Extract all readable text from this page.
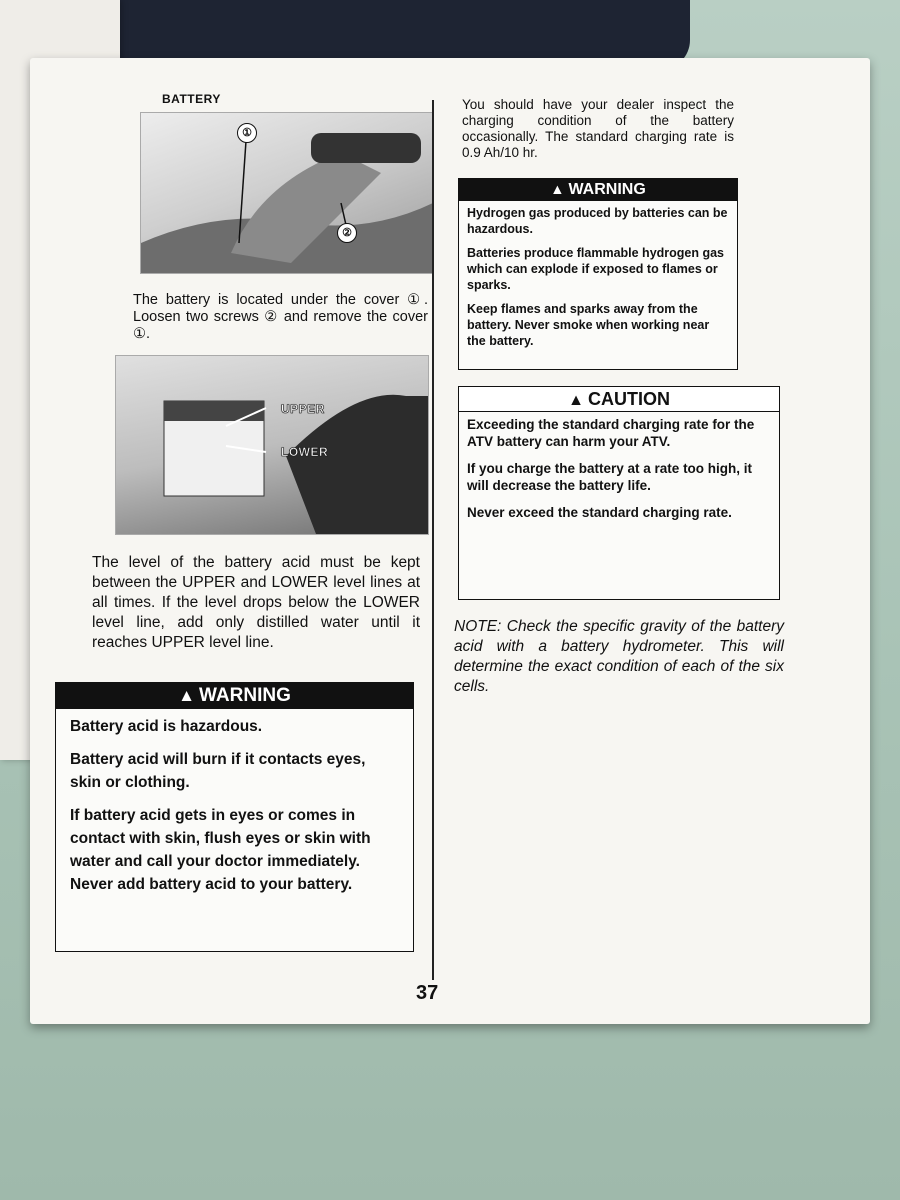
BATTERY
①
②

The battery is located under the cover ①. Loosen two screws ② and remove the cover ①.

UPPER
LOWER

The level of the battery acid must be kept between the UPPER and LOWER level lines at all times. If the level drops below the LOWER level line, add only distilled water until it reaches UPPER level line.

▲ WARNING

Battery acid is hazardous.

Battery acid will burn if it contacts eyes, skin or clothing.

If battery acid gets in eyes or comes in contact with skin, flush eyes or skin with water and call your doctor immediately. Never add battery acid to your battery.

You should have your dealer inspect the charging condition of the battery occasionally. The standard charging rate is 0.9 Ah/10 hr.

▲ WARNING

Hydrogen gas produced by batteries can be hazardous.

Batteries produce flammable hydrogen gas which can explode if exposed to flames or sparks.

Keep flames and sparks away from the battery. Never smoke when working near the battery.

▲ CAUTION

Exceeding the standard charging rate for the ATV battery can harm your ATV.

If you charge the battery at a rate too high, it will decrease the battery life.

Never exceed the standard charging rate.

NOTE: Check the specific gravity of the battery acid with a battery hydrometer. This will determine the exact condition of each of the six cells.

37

##############################

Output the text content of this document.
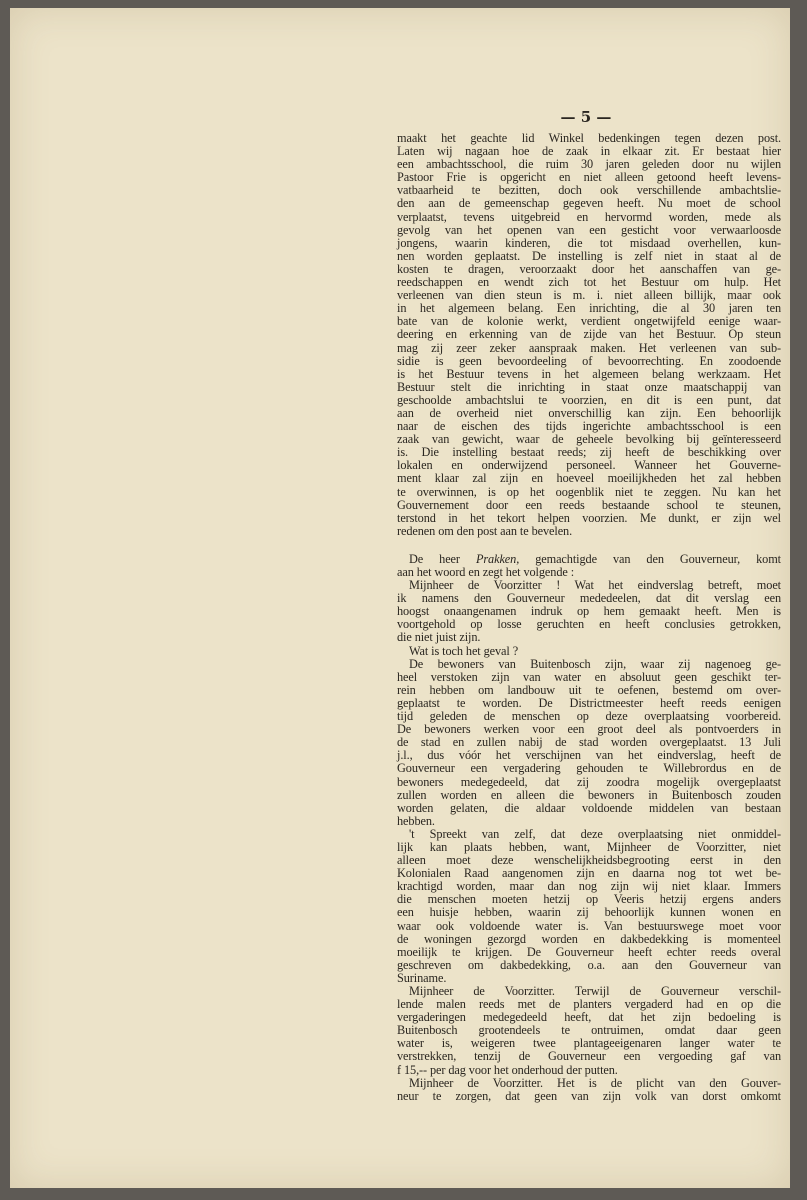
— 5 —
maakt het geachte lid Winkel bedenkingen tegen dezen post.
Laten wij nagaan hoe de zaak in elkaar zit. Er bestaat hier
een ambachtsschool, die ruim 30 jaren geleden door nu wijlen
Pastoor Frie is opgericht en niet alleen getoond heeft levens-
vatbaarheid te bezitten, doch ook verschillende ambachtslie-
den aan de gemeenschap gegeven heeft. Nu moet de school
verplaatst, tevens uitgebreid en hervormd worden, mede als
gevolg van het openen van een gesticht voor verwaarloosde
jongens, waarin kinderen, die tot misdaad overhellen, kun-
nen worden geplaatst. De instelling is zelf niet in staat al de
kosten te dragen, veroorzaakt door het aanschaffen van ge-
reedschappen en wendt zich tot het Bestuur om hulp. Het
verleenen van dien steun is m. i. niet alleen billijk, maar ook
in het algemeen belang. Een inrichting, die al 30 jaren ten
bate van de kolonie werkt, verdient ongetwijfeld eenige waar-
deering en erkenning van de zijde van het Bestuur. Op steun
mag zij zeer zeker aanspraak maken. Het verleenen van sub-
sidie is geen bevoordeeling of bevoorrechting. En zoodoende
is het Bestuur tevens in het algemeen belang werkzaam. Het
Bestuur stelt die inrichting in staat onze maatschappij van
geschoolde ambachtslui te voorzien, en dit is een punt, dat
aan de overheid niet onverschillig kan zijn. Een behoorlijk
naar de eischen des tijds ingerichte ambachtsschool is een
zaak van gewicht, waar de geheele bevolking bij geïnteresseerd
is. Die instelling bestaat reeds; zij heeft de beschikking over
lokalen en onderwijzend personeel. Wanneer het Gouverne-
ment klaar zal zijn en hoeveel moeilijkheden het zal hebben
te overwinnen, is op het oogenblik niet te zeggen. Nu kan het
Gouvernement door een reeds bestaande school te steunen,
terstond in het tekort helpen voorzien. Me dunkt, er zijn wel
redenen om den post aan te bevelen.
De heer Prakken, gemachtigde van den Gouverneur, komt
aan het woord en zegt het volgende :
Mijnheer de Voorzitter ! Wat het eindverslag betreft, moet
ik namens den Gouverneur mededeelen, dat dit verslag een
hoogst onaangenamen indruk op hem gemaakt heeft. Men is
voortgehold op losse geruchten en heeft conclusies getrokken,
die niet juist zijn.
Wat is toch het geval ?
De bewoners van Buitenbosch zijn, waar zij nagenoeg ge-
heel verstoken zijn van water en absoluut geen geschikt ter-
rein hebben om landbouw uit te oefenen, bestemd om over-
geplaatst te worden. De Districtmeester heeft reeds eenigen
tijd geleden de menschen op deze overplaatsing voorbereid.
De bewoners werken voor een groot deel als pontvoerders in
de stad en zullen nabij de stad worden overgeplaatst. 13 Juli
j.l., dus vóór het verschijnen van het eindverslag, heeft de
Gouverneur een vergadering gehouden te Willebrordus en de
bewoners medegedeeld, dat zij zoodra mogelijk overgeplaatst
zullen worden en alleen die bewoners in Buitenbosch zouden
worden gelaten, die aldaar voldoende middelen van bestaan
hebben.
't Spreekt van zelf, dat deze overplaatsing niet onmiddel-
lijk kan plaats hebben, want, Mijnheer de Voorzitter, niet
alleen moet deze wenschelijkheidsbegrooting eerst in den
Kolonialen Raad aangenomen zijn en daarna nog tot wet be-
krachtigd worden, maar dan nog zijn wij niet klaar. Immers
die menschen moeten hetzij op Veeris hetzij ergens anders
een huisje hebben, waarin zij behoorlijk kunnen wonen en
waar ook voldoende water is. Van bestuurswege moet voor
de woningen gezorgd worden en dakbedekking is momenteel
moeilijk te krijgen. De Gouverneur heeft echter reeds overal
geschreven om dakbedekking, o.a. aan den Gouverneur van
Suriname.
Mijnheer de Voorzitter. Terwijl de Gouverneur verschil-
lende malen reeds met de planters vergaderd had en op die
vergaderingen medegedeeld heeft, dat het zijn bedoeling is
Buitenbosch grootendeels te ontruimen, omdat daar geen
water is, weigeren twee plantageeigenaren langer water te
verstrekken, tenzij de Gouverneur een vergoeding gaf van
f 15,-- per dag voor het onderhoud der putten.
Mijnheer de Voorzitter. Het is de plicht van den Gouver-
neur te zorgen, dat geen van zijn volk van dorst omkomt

##############################

Requirement =
Report every line of the preceding listing where the string "overgeplaatst" occurs.

Reply to the exercise =
de stad en zullen nabij de stad worden overgeplaatst. 13 Juli
bewoners medegedeeld, dat zij zoodra mogelijk overgeplaatst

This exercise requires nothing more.